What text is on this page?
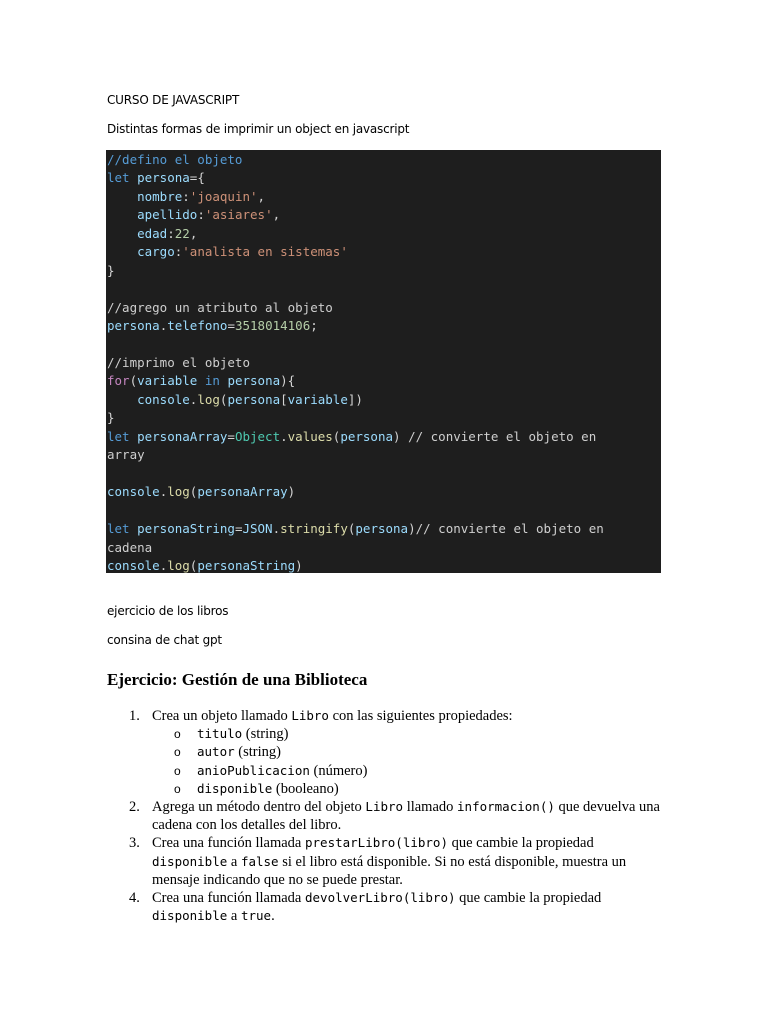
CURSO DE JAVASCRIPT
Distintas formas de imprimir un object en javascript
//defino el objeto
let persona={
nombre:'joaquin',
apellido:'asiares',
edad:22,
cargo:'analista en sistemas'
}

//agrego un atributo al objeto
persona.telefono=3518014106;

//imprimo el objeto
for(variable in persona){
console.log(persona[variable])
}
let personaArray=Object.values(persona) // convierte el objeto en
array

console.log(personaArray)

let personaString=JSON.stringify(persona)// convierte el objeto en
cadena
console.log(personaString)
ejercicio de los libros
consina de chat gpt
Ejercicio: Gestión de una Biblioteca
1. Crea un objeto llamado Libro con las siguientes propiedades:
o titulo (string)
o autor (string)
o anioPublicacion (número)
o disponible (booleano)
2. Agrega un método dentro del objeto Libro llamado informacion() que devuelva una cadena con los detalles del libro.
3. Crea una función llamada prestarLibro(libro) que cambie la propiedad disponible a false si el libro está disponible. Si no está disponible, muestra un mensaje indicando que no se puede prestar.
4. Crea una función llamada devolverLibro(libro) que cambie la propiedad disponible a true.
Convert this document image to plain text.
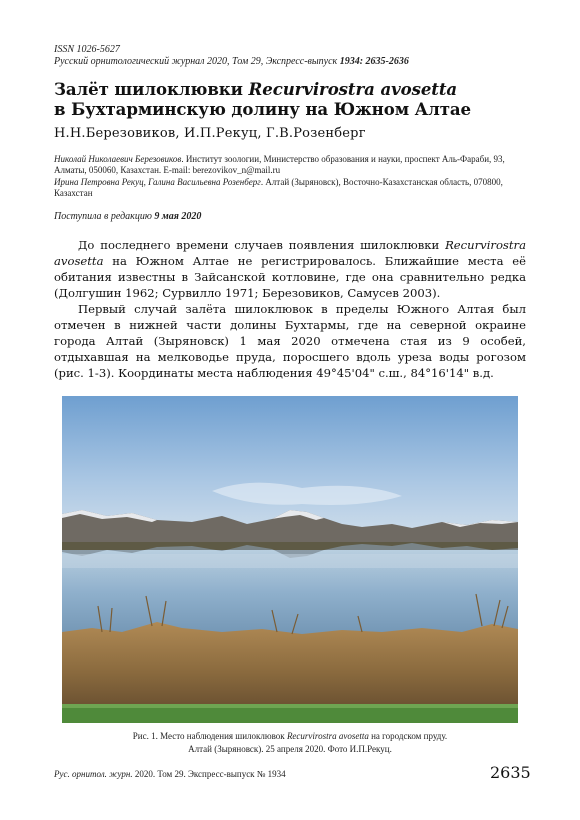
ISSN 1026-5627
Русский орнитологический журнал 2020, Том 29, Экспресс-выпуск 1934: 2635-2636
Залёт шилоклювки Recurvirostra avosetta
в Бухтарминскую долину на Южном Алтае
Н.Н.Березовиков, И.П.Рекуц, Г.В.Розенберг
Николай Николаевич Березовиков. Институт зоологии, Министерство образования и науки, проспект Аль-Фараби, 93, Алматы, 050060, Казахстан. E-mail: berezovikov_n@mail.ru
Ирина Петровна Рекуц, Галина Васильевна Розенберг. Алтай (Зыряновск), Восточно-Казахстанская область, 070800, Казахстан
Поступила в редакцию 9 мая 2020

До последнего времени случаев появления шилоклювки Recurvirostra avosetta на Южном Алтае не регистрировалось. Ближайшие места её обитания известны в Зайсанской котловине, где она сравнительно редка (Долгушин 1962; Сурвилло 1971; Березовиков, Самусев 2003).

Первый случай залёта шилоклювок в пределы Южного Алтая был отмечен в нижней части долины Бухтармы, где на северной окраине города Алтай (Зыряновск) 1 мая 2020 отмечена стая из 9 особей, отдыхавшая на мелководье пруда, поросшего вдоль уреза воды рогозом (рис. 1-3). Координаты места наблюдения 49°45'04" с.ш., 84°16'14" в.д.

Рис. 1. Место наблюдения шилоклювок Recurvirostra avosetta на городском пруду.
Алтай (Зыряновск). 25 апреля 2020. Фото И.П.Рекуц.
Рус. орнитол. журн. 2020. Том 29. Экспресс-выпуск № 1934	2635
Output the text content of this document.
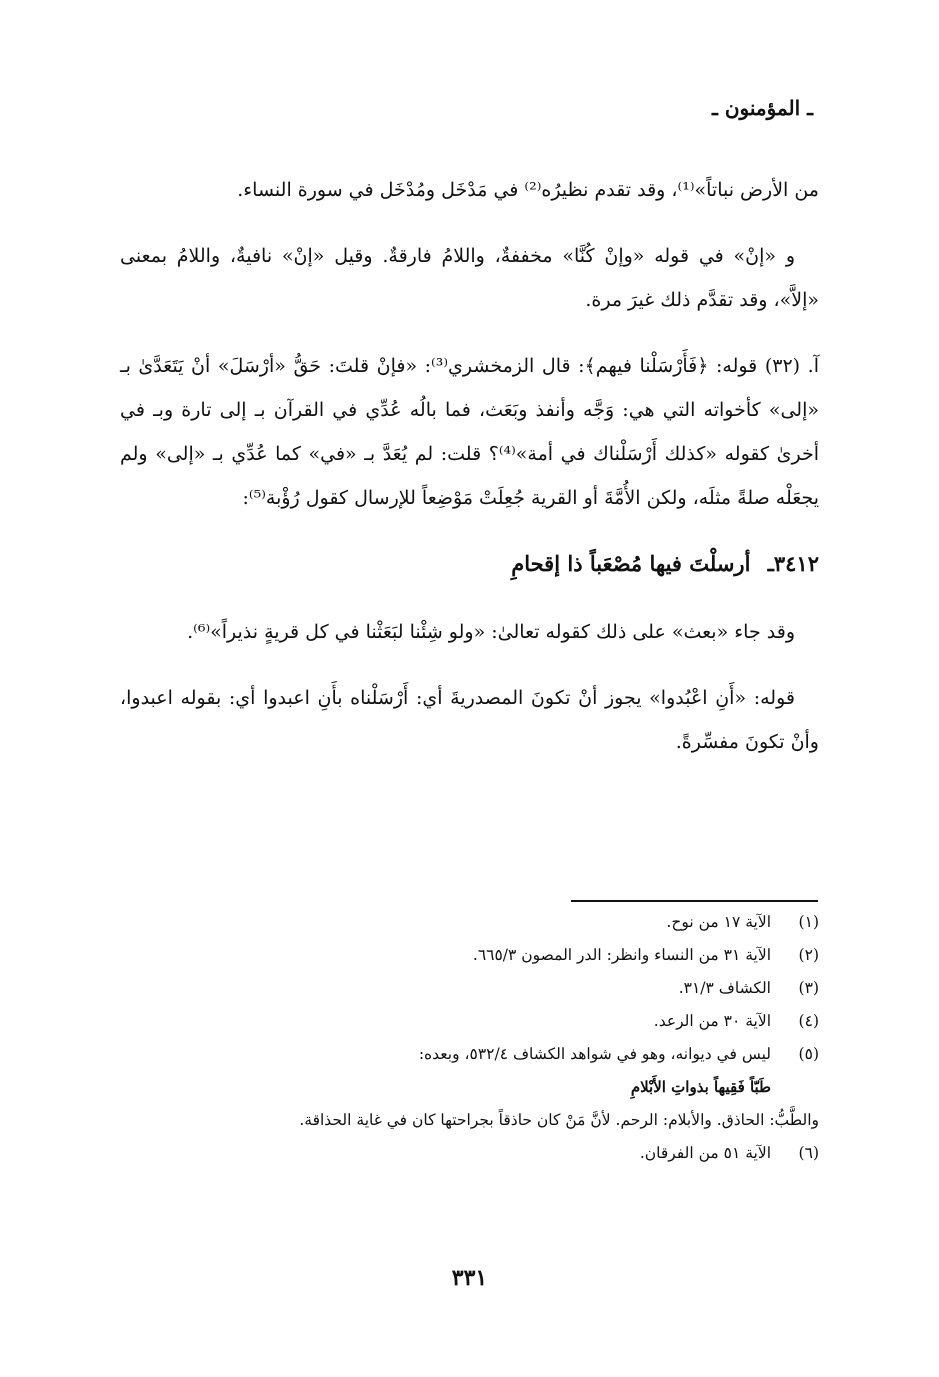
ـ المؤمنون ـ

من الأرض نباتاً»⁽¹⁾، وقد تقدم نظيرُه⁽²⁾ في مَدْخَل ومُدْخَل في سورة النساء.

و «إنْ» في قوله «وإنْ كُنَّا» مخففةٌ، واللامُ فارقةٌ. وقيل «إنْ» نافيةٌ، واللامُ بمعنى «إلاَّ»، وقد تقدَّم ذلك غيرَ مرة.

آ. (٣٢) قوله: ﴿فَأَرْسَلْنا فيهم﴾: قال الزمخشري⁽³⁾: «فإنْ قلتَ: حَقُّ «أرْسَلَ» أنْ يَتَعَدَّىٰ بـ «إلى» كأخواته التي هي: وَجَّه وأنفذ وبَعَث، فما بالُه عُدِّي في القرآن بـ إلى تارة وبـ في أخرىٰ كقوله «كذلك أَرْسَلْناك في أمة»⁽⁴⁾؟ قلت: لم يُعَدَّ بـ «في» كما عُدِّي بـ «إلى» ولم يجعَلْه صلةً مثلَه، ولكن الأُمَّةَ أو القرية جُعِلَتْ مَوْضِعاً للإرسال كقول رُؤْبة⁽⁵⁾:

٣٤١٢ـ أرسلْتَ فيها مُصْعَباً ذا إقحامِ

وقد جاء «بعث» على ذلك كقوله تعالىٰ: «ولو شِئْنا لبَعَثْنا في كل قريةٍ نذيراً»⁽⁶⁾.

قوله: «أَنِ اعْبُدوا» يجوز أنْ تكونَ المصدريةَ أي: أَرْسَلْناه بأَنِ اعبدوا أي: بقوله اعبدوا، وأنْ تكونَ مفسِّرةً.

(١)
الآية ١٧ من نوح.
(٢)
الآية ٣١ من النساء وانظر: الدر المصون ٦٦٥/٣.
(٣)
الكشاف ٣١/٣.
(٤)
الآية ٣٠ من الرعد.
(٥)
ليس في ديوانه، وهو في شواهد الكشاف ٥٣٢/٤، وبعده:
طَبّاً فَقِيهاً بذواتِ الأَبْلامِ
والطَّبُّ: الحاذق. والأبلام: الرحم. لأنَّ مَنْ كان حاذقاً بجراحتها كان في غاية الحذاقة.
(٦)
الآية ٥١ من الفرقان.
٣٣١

--

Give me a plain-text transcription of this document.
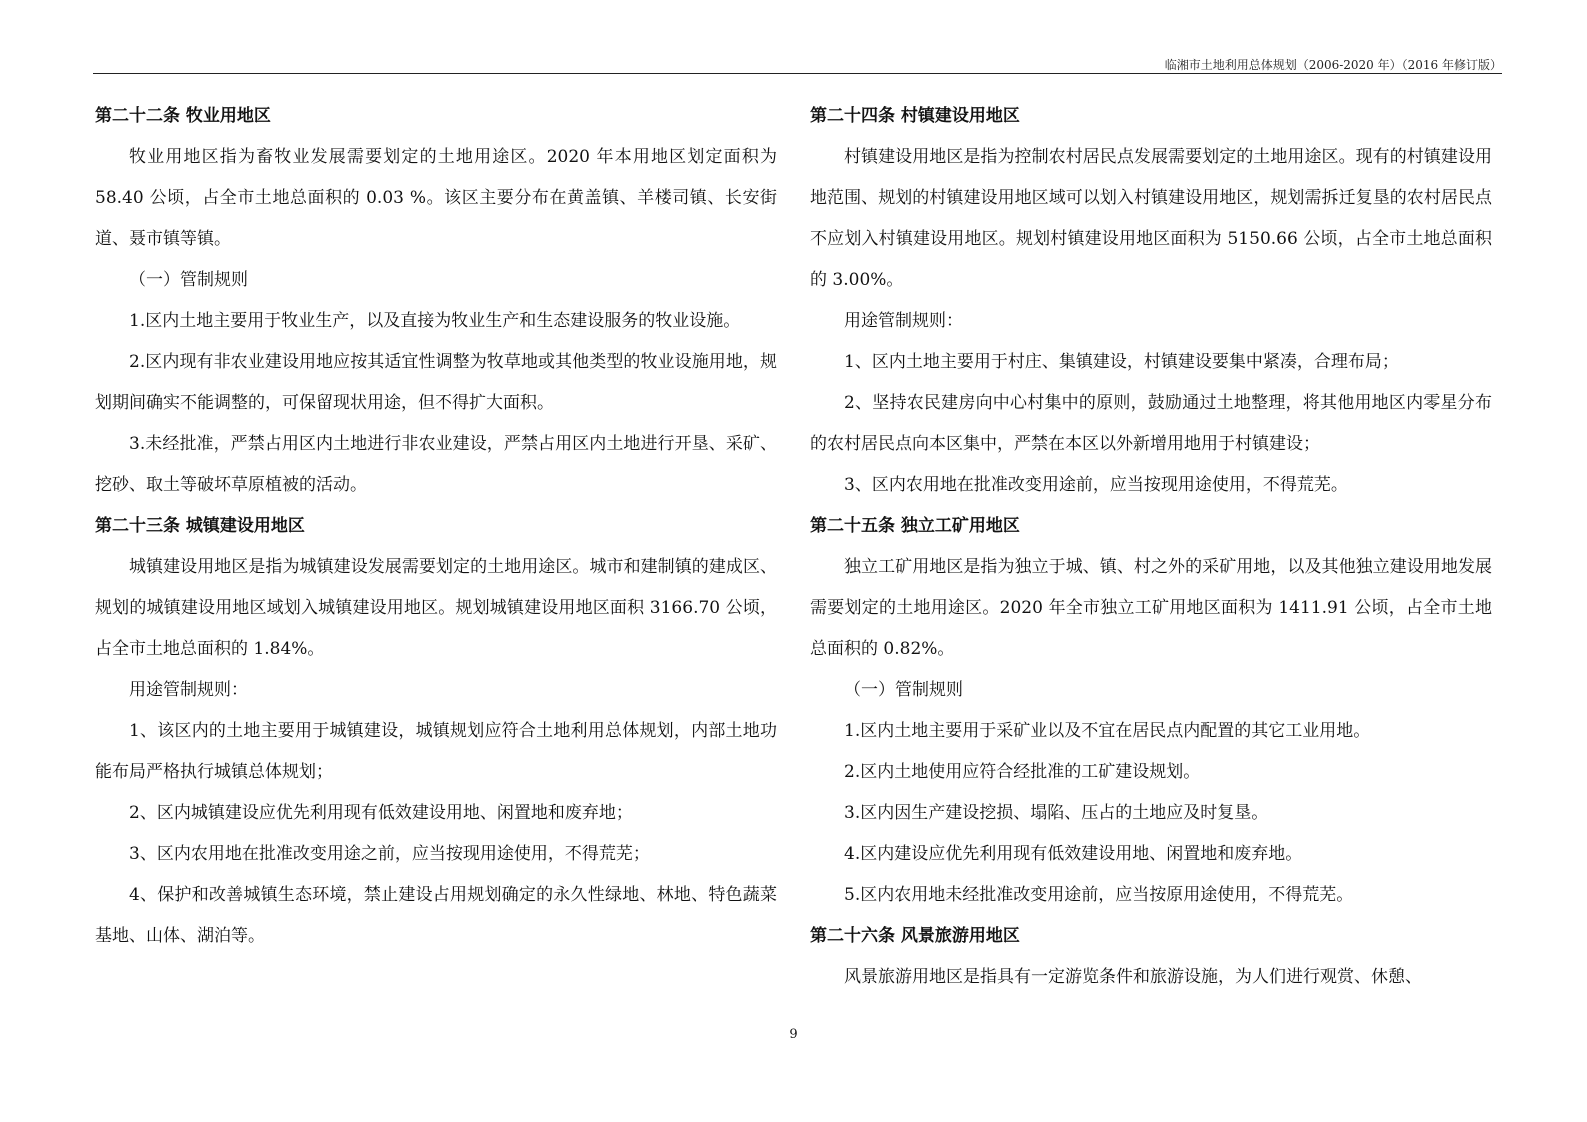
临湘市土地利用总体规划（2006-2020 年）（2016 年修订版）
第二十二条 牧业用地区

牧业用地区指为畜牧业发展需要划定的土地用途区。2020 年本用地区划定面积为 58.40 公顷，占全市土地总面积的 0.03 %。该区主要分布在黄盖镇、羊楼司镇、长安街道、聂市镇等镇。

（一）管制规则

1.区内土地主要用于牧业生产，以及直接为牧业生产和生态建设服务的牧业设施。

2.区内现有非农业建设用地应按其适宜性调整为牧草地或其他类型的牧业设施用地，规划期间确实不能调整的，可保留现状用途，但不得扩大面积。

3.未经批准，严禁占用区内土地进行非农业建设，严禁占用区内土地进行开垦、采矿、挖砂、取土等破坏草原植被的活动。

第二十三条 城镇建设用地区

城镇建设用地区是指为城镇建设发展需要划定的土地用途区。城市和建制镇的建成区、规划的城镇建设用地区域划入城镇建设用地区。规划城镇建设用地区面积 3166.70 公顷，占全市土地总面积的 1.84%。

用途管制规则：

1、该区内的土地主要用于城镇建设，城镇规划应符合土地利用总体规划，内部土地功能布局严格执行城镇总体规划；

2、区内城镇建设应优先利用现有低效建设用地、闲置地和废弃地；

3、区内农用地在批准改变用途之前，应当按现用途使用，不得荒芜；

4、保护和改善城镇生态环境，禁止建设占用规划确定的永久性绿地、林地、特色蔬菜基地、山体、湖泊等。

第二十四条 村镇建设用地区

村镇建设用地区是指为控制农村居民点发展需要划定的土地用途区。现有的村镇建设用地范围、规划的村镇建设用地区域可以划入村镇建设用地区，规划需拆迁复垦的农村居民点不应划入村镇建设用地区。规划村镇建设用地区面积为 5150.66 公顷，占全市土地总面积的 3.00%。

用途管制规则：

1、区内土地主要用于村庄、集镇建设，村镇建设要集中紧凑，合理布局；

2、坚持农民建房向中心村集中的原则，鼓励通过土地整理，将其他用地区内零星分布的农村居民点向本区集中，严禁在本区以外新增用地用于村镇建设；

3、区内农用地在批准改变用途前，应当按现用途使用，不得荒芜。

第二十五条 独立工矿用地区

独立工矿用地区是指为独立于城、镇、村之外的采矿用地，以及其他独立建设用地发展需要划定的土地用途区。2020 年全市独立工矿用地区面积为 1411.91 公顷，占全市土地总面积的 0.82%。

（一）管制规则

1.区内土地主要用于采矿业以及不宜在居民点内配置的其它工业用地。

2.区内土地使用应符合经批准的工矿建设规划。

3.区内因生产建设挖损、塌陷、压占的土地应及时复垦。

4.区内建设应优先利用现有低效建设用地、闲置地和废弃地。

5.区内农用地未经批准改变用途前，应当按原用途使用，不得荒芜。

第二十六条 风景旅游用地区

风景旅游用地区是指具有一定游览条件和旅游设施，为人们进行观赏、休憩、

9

* WRITTEN INSTRUCTION: Where a line in the entries holds "cambie", copy that line.

* EXERCISE RESULT:
3. Crea una función llamada prestarLibro(libro) que cambie la propiedad disponible a false si el libro está disponible. Si no está disponible, muestra un mensaje indicando que no se puede prestar.
4. Crea una función llamada devolverLibro(libro) que cambie la propiedad disponible a true.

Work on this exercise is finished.